>>

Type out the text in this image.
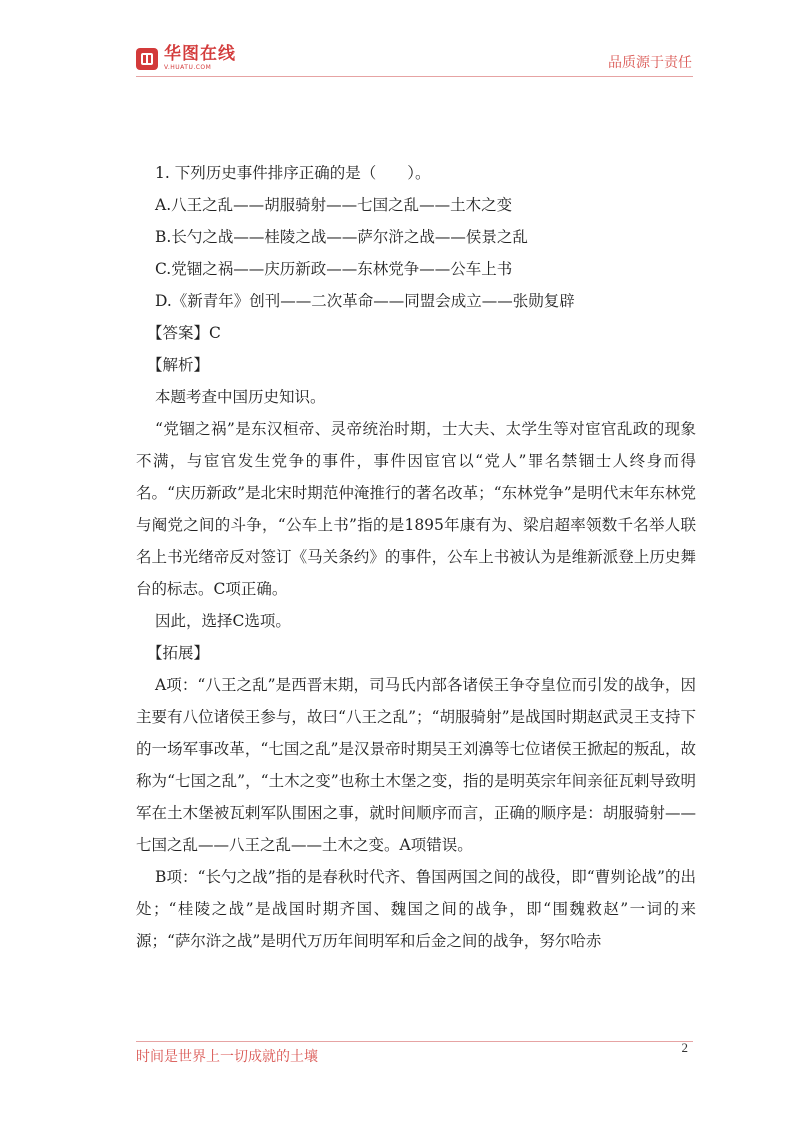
华图在线
V.HUATU.COM	品质源于责任

1. 下列历史事件排序正确的是（　　）。

A.八王之乱——胡服骑射——七国之乱——土木之变

B.长勺之战——桂陵之战——萨尔浒之战——侯景之乱

C.党锢之祸——庆历新政——东林党争——公车上书

D.《新青年》创刊——二次革命——同盟会成立——张勋复辟

【答案】C

【解析】

本题考查中国历史知识。

“党锢之祸”是东汉桓帝、灵帝统治时期，士大夫、太学生等对宦官乱政的现象不满，与宦官发生党争的事件，事件因宦官以“党人”罪名禁锢士人终身而得名。“庆历新政”是北宋时期范仲淹推行的著名改革；“东林党争”是明代末年东林党与阉党之间的斗争，“公车上书”指的是1895年康有为、梁启超率领数千名举人联名上书光绪帝反对签订《马关条约》的事件，公车上书被认为是维新派登上历史舞台的标志。C项正确。

因此，选择C选项。

【拓展】

A项：“八王之乱”是西晋末期，司马氏内部各诸侯王争夺皇位而引发的战争，因主要有八位诸侯王参与，故曰“八王之乱”；“胡服骑射”是战国时期赵武灵王支持下的一场军事改革，“七国之乱”是汉景帝时期吴王刘濞等七位诸侯王掀起的叛乱，故称为“七国之乱”，“土木之变”也称土木堡之变，指的是明英宗年间亲征瓦剌导致明军在土木堡被瓦剌军队围困之事，就时间顺序而言，正确的顺序是：胡服骑射——七国之乱——八王之乱——土木之变。A项错误。

B项：“长勺之战”指的是春秋时代齐、鲁国两国之间的战役，即“曹刿论战”的出处；“桂陵之战”是战国时期齐国、魏国之间的战争，即“围魏救赵”一词的来源；“萨尔浒之战”是明代万历年间明军和后金之间的战争，努尔哈赤

时间是世界上一切成就的土壤
2
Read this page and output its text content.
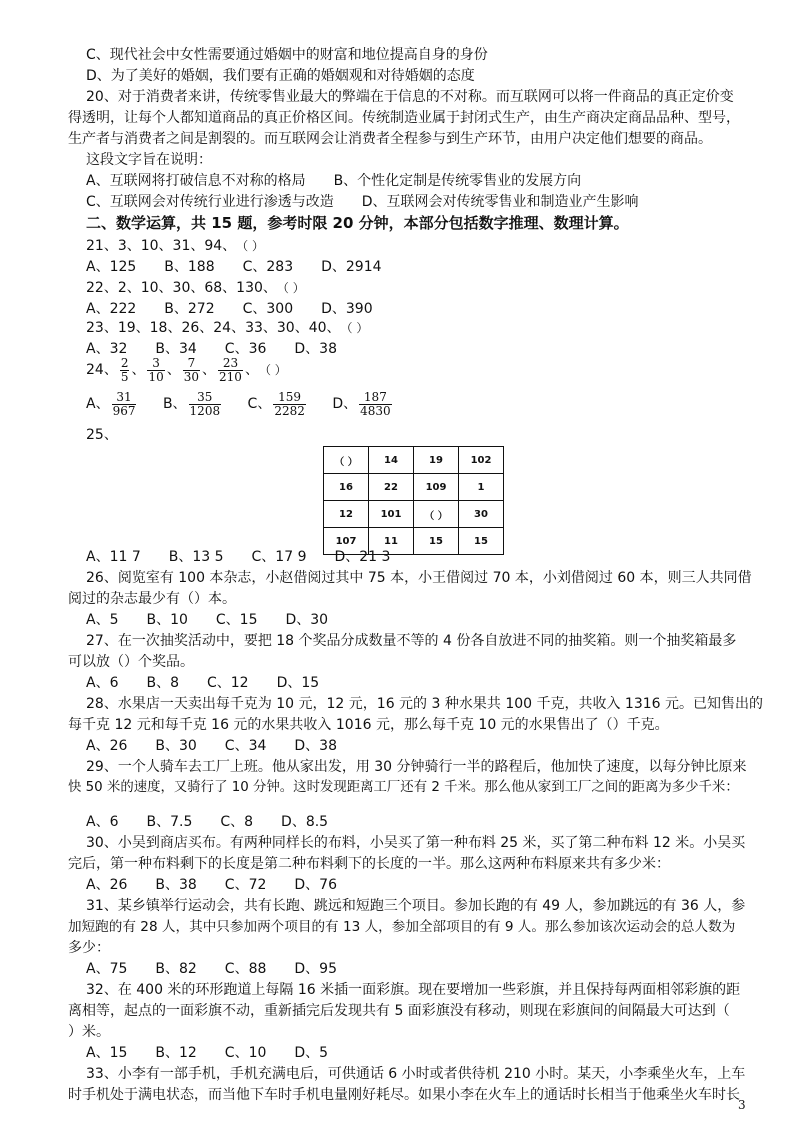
C、现代社会中女性需要通过婚姻中的财富和地位提高自身的身份
D、为了美好的婚姻，我们要有正确的婚姻观和对待婚姻的态度
20、对于消费者来讲，传统零售业最大的弊端在于信息的不对称。而互联网可以将一件商品的真正定价变
得透明，让每个人都知道商品的真正价格区间。传统制造业属于封闭式生产，由生产商决定商品品种、型号，
生产者与消费者之间是割裂的。而互联网会让消费者全程参与到生产环节，由用户决定他们想要的商品。
这段文字旨在说明：
A、互联网将打破信息不对称的格局　　B、个性化定制是传统零售业的发展方向
C、互联网会对传统行业进行渗透与改造　　D、互联网会对传统零售业和制造业产生影响
二、数学运算，共 15 题，参考时限 20 分钟，本部分包括数字推理、数理计算。
21、3、10、31、94、（ ）
A、125　　B、188　　C、283　　D、2914
22、2、10、30、68、130、（ ）
A、222　　B、272　　C、300　　D、390
23、19、18、26、24、33、30、40、（ ）
A、32　　B、34　　C、36　　D、38
24、 $\frac{2}{5}$ 、 $\frac{3}{10}$ 、 $\frac{7}{30}$ 、 $\frac{23}{210}$ 、（ ）
A、 $\frac{31}{967}$ B、 $\frac{35}{1208}$ C、 $\frac{159}{2282}$ D、 $\frac{187}{4830}$
25、
（ ）	14	19	102
16	22	109	1
12	101	（ ）	30
107	11	15	15
A、11 7　　B、13 5　　C、17 9　　D、21 3
26、阅览室有 100 本杂志，小赵借阅过其中 75 本，小王借阅过 70 本，小刘借阅过 60 本，则三人共同借
阅过的杂志最少有（）本。
A、5　　B、10　　C、15　　D、30
27、在一次抽奖活动中，要把 18 个奖品分成数量不等的 4 份各自放进不同的抽奖箱。则一个抽奖箱最多
可以放（）个奖品。
A、6　　B、8　　C、12　　D、15
28、水果店一天卖出每千克为 10 元，12 元，16 元的 3 种水果共 100 千克，共收入 1316 元。已知售出的
每千克 12 元和每千克 16 元的水果共收入 1016 元，那么每千克 10 元的水果售出了（）千克。
A、26　　B、30　　C、34　　D、38
29、一个人骑车去工厂上班。他从家出发，用 30 分钟骑行一半的路程后，他加快了速度，以每分钟比原来
快 50 米的速度，又骑行了 10 分钟。这时发现距离工厂还有 2 千米。那么他从家到工厂之间的距离为多少千米：
A、6　　B、7.5　　C、8　　D、8.5
30、小吴到商店买布。有两种同样长的布料，小吴买了第一种布料 25 米，买了第二种布料 12 米。小吴买
完后，第一种布料剩下的长度是第二种布料剩下的长度的一半。那么这两种布料原来共有多少米：
A、26　　B、38　　C、72　　D、76
31、某乡镇举行运动会，共有长跑、跳远和短跑三个项目。参加长跑的有 49 人，参加跳远的有 36 人，参
加短跑的有 28 人，其中只参加两个项目的有 13 人，参加全部项目的有 9 人。那么参加该次运动会的总人数为
多少：
A、75　　B、82　　C、88　　D、95
32、在 400 米的环形跑道上每隔 16 米插一面彩旗。现在要增加一些彩旗，并且保持每两面相邻彩旗的距
离相等，起点的一面彩旗不动，重新插完后发现共有 5 面彩旗没有移动，则现在彩旗间的间隔最大可达到（
）米。
A、15　　B、12　　C、10　　D、5
33、小李有一部手机，手机充满电后，可供通话 6 小时或者供待机 210 小时。某天，小李乘坐火车，上车
时手机处于满电状态，而当他下车时手机电量刚好耗尽。如果小李在火车上的通话时长相当于他乘坐火车时长
3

<<

■ WHAT IS REQUIRED
Leave out the pictures and give the listing above again exactly.

■ SOLUTION FOR THIS TASK
Type out the text in this image.
华图在线
V.HUATU.COM	品质源于责任

1. 下列历史事件排序正确的是（　　）。

A.八王之乱——胡服骑射——七国之乱——土木之变

B.长勺之战——桂陵之战——萨尔浒之战——侯景之乱

C.党锢之祸——庆历新政——东林党争——公车上书

D.《新青年》创刊——二次革命——同盟会成立——张勋复辟

【答案】C

【解析】

本题考查中国历史知识。

“党锢之祸”是东汉桓帝、灵帝统治时期，士大夫、太学生等对宦官乱政的现象不满，与宦官发生党争的事件，事件因宦官以“党人”罪名禁锢士人终身而得名。“庆历新政”是北宋时期范仲淹推行的著名改革；“东林党争”是明代末年东林党与阉党之间的斗争，“公车上书”指的是1895年康有为、梁启超率领数千名举人联名上书光绪帝反对签订《马关条约》的事件，公车上书被认为是维新派登上历史舞台的标志。C项正确。

因此，选择C选项。

【拓展】

A项：“八王之乱”是西晋末期，司马氏内部各诸侯王争夺皇位而引发的战争，因主要有八位诸侯王参与，故曰“八王之乱”；“胡服骑射”是战国时期赵武灵王支持下的一场军事改革，“七国之乱”是汉景帝时期吴王刘濞等七位诸侯王掀起的叛乱，故称为“七国之乱”，“土木之变”也称土木堡之变，指的是明英宗年间亲征瓦剌导致明军在土木堡被瓦剌军队围困之事，就时间顺序而言，正确的顺序是：胡服骑射——七国之乱——八王之乱——土木之变。A项错误。

B项：“长勺之战”指的是春秋时代齐、鲁国两国之间的战役，即“曹刿论战”的出处；“桂陵之战”是战国时期齐国、魏国之间的战争，即“围魏救赵”一词的来源；“萨尔浒之战”是明代万历年间明军和后金之间的战争，努尔哈赤

时间是世界上一切成就的土壤
2
Read this page and output its text content.
C、现代社会中女性需要通过婚姻中的财富和地位提高自身的身份
D、为了美好的婚姻，我们要有正确的婚姻观和对待婚姻的态度
20、对于消费者来讲，传统零售业最大的弊端在于信息的不对称。而互联网可以将一件商品的真正定价变
得透明，让每个人都知道商品的真正价格区间。传统制造业属于封闭式生产，由生产商决定商品品种、型号，
生产者与消费者之间是割裂的。而互联网会让消费者全程参与到生产环节，由用户决定他们想要的商品。
这段文字旨在说明：
A、互联网将打破信息不对称的格局　　B、个性化定制是传统零售业的发展方向
C、互联网会对传统行业进行渗透与改造　　D、互联网会对传统零售业和制造业产生影响
二、数学运算，共 15 题，参考时限 20 分钟，本部分包括数字推理、数理计算。
21、3、10、31、94、（ ）
A、125　　B、188　　C、283　　D、2914
22、2、10、30、68、130、（ ）
A、222　　B、272　　C、300　　D、390
23、19、18、26、24、33、30、40、（ ）
A、32　　B、34　　C、36　　D、38
24、 $\frac{2}{5}$ 、 $\frac{3}{10}$ 、 $\frac{7}{30}$ 、 $\frac{23}{210}$ 、（ ）
A、 $\frac{31}{967}$ B、 $\frac{35}{1208}$ C、 $\frac{159}{2282}$ D、 $\frac{187}{4830}$
25、
（ ）	14	19	102
16	22	109	1
12	101	（ ）	30
107	11	15	15
A、11 7　　B、13 5　　C、17 9　　D、21 3
26、阅览室有 100 本杂志，小赵借阅过其中 75 本，小王借阅过 70 本，小刘借阅过 60 本，则三人共同借
阅过的杂志最少有（）本。
A、5　　B、10　　C、15　　D、30
27、在一次抽奖活动中，要把 18 个奖品分成数量不等的 4 份各自放进不同的抽奖箱。则一个抽奖箱最多
可以放（）个奖品。
A、6　　B、8　　C、12　　D、15
28、水果店一天卖出每千克为 10 元，12 元，16 元的 3 种水果共 100 千克，共收入 1316 元。已知售出的
每千克 12 元和每千克 16 元的水果共收入 1016 元，那么每千克 10 元的水果售出了（）千克。
A、26　　B、30　　C、34　　D、38
29、一个人骑车去工厂上班。他从家出发，用 30 分钟骑行一半的路程后，他加快了速度，以每分钟比原来
快 50 米的速度，又骑行了 10 分钟。这时发现距离工厂还有 2 千米。那么他从家到工厂之间的距离为多少千米：
A、6　　B、7.5　　C、8　　D、8.5
30、小吴到商店买布。有两种同样长的布料，小吴买了第一种布料 25 米，买了第二种布料 12 米。小吴买
完后，第一种布料剩下的长度是第二种布料剩下的长度的一半。那么这两种布料原来共有多少米：
A、26　　B、38　　C、72　　D、76
31、某乡镇举行运动会，共有长跑、跳远和短跑三个项目。参加长跑的有 49 人，参加跳远的有 36 人，参
加短跑的有 28 人，其中只参加两个项目的有 13 人，参加全部项目的有 9 人。那么参加该次运动会的总人数为
多少：
A、75　　B、82　　C、88　　D、95
32、在 400 米的环形跑道上每隔 16 米插一面彩旗。现在要增加一些彩旗，并且保持每两面相邻彩旗的距
离相等，起点的一面彩旗不动，重新插完后发现共有 5 面彩旗没有移动，则现在彩旗间的间隔最大可达到（
）米。
A、15　　B、12　　C、10　　D、5
33、小李有一部手机，手机充满电后，可供通话 6 小时或者供待机 210 小时。某天，小李乘坐火车，上车
时手机处于满电状态，而当他下车时手机电量刚好耗尽。如果小李在火车上的通话时长相当于他乘坐火车时长
3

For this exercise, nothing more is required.